RECORDS FOR PROCESSING:
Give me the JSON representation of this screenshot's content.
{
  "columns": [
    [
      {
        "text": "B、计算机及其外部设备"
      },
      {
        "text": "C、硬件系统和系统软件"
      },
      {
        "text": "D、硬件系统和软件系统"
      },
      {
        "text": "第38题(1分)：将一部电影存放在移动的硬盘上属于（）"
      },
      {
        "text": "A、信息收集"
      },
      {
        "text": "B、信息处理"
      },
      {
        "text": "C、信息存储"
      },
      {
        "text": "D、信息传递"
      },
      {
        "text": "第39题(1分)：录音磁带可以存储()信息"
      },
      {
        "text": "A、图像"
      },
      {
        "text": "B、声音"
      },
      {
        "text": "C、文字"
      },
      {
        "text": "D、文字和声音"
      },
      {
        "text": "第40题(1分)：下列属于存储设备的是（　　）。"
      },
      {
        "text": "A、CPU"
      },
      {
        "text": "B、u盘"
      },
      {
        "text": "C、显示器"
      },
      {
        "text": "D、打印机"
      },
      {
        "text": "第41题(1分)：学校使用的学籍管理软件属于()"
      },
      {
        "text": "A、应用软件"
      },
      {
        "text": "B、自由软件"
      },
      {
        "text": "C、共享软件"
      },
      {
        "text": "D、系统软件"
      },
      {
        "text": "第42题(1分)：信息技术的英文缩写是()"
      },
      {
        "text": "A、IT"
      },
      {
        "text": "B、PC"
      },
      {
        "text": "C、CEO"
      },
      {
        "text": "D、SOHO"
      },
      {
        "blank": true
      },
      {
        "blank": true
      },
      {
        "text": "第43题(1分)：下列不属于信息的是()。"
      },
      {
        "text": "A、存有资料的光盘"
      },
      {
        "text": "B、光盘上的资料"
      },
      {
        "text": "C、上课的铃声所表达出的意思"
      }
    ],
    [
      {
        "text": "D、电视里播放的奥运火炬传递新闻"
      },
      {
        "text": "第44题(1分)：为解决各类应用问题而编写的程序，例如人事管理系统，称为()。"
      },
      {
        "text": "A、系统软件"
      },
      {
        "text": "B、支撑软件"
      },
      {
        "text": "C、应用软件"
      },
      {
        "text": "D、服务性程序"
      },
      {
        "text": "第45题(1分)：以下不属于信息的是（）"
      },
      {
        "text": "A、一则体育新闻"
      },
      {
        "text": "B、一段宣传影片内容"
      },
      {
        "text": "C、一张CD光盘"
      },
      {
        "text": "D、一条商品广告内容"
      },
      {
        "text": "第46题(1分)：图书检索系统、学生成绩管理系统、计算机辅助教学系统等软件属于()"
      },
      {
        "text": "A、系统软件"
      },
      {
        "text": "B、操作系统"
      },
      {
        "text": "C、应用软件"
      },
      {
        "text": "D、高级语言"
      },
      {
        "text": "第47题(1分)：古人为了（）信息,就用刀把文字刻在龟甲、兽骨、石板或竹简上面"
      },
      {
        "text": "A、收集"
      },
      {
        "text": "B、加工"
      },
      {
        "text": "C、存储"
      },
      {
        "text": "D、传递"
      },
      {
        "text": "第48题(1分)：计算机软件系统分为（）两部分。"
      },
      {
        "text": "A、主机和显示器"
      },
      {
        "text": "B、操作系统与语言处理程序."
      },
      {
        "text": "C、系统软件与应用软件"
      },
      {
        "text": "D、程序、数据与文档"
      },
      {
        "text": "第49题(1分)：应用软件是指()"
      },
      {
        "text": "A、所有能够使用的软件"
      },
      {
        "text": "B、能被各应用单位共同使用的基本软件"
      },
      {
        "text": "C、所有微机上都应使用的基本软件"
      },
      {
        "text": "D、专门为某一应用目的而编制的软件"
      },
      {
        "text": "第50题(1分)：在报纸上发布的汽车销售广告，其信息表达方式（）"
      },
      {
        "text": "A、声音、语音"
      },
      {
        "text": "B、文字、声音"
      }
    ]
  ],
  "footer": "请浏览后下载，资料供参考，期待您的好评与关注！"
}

STATED EXERCISE:
Write the listing out again, exactly as it reads.

WRITTEN SOLUTION:
Give me the JSON representation of this screenshot's content.
{
  "columns": [
    [
      {
        "text": "B、计算机及其外部设备"
      },
      {
        "text": "C、硬件系统和系统软件"
      },
      {
        "text": "D、硬件系统和软件系统"
      },
      {
        "text": "第38题(1分)：将一部电影存放在移动的硬盘上属于（）"
      },
      {
        "text": "A、信息收集"
      },
      {
        "text": "B、信息处理"
      },
      {
        "text": "C、信息存储"
      },
      {
        "text": "D、信息传递"
      },
      {
        "text": "第39题(1分)：录音磁带可以存储()信息"
      },
      {
        "text": "A、图像"
      },
      {
        "text": "B、声音"
      },
      {
        "text": "C、文字"
      },
      {
        "text": "D、文字和声音"
      },
      {
        "text": "第40题(1分)：下列属于存储设备的是（　　）。"
      },
      {
        "text": "A、CPU"
      },
      {
        "text": "B、u盘"
      },
      {
        "text": "C、显示器"
      },
      {
        "text": "D、打印机"
      },
      {
        "text": "第41题(1分)：学校使用的学籍管理软件属于()"
      },
      {
        "text": "A、应用软件"
      },
      {
        "text": "B、自由软件"
      },
      {
        "text": "C、共享软件"
      },
      {
        "text": "D、系统软件"
      },
      {
        "text": "第42题(1分)：信息技术的英文缩写是()"
      },
      {
        "text": "A、IT"
      },
      {
        "text": "B、PC"
      },
      {
        "text": "C、CEO"
      },
      {
        "text": "D、SOHO"
      },
      {
        "blank": true
      },
      {
        "blank": true
      },
      {
        "text": "第43题(1分)：下列不属于信息的是()。"
      },
      {
        "text": "A、存有资料的光盘"
      },
      {
        "text": "B、光盘上的资料"
      },
      {
        "text": "C、上课的铃声所表达出的意思"
      }
    ],
    [
      {
        "text": "D、电视里播放的奥运火炬传递新闻"
      },
      {
        "text": "第44题(1分)：为解决各类应用问题而编写的程序，例如人事管理系统，称为()。"
      },
      {
        "text": "A、系统软件"
      },
      {
        "text": "B、支撑软件"
      },
      {
        "text": "C、应用软件"
      },
      {
        "text": "D、服务性程序"
      },
      {
        "text": "第45题(1分)：以下不属于信息的是（）"
      },
      {
        "text": "A、一则体育新闻"
      },
      {
        "text": "B、一段宣传影片内容"
      },
      {
        "text": "C、一张CD光盘"
      },
      {
        "text": "D、一条商品广告内容"
      },
      {
        "text": "第46题(1分)：图书检索系统、学生成绩管理系统、计算机辅助教学系统等软件属于()"
      },
      {
        "text": "A、系统软件"
      },
      {
        "text": "B、操作系统"
      },
      {
        "text": "C、应用软件"
      },
      {
        "text": "D、高级语言"
      },
      {
        "text": "第47题(1分)：古人为了（）信息,就用刀把文字刻在龟甲、兽骨、石板或竹简上面"
      },
      {
        "text": "A、收集"
      },
      {
        "text": "B、加工"
      },
      {
        "text": "C、存储"
      },
      {
        "text": "D、传递"
      },
      {
        "text": "第48题(1分)：计算机软件系统分为（）两部分。"
      },
      {
        "text": "A、主机和显示器"
      },
      {
        "text": "B、操作系统与语言处理程序."
      },
      {
        "text": "C、系统软件与应用软件"
      },
      {
        "text": "D、程序、数据与文档"
      },
      {
        "text": "第49题(1分)：应用软件是指()"
      },
      {
        "text": "A、所有能够使用的软件"
      },
      {
        "text": "B、能被各应用单位共同使用的基本软件"
      },
      {
        "text": "C、所有微机上都应使用的基本软件"
      },
      {
        "text": "D、专门为某一应用目的而编制的软件"
      },
      {
        "text": "第50题(1分)：在报纸上发布的汽车销售广告，其信息表达方式（）"
      },
      {
        "text": "A、声音、语音"
      },
      {
        "text": "B、文字、声音"
      }
    ]
  ],
  "footer": "请浏览后下载，资料供参考，期待您的好评与关注！"
}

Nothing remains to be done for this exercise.